*MATERIAL PROVIDED:*
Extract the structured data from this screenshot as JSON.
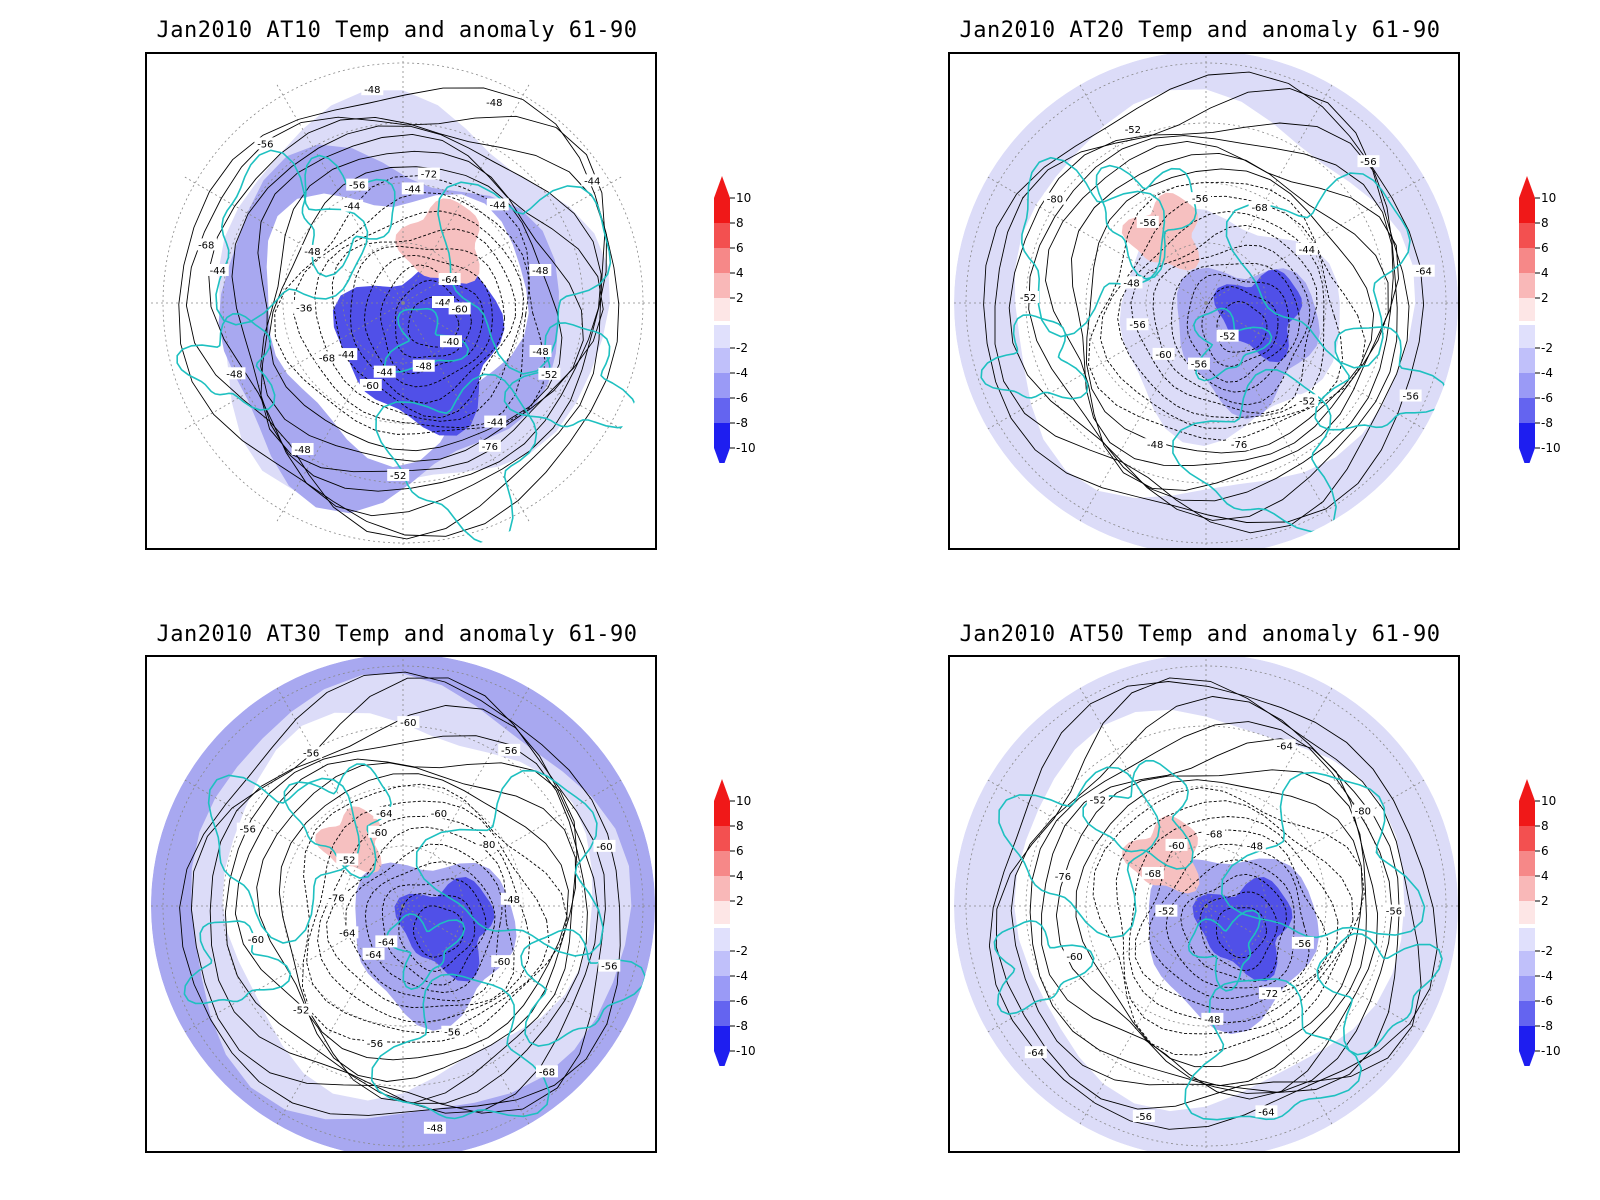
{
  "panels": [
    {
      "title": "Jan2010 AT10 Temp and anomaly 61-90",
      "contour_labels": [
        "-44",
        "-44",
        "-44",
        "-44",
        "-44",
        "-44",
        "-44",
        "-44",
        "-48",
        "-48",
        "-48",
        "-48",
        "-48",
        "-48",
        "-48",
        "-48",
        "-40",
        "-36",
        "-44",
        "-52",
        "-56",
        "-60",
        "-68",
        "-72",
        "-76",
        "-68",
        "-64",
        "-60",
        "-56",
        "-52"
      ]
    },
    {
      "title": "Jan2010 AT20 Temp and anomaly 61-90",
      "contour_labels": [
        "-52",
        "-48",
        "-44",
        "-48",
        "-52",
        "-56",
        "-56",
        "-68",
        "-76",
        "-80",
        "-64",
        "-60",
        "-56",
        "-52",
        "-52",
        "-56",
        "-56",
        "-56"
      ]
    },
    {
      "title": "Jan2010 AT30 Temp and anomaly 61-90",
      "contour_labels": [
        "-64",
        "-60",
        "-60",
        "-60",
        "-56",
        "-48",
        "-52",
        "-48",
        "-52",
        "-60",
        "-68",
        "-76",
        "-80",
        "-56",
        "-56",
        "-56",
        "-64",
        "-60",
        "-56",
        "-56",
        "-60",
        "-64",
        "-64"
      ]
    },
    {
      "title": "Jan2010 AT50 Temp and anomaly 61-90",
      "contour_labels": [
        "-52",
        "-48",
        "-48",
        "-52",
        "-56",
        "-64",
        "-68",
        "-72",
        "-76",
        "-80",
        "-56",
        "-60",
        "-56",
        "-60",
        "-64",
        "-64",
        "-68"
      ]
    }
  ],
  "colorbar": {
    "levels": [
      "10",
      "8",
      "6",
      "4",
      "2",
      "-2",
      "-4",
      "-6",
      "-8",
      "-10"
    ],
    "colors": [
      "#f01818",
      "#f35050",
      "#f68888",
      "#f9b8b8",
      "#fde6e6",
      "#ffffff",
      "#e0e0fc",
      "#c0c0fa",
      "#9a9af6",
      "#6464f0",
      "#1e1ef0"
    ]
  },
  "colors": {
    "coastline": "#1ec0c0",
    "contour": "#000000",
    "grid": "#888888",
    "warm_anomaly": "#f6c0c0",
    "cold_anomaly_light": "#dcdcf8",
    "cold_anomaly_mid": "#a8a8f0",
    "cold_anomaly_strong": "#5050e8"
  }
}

*AIM:* Pull every line holding "title" out of the records.

*RESPONSE:*
      "title": "Jan2010 AT10 Temp and anomaly 61-90",
      "title": "Jan2010 AT20 Temp and anomaly 61-90",
      "title": "Jan2010 AT30 Temp and anomaly 61-90",
      "title": "Jan2010 AT50 Temp and anomaly 61-90",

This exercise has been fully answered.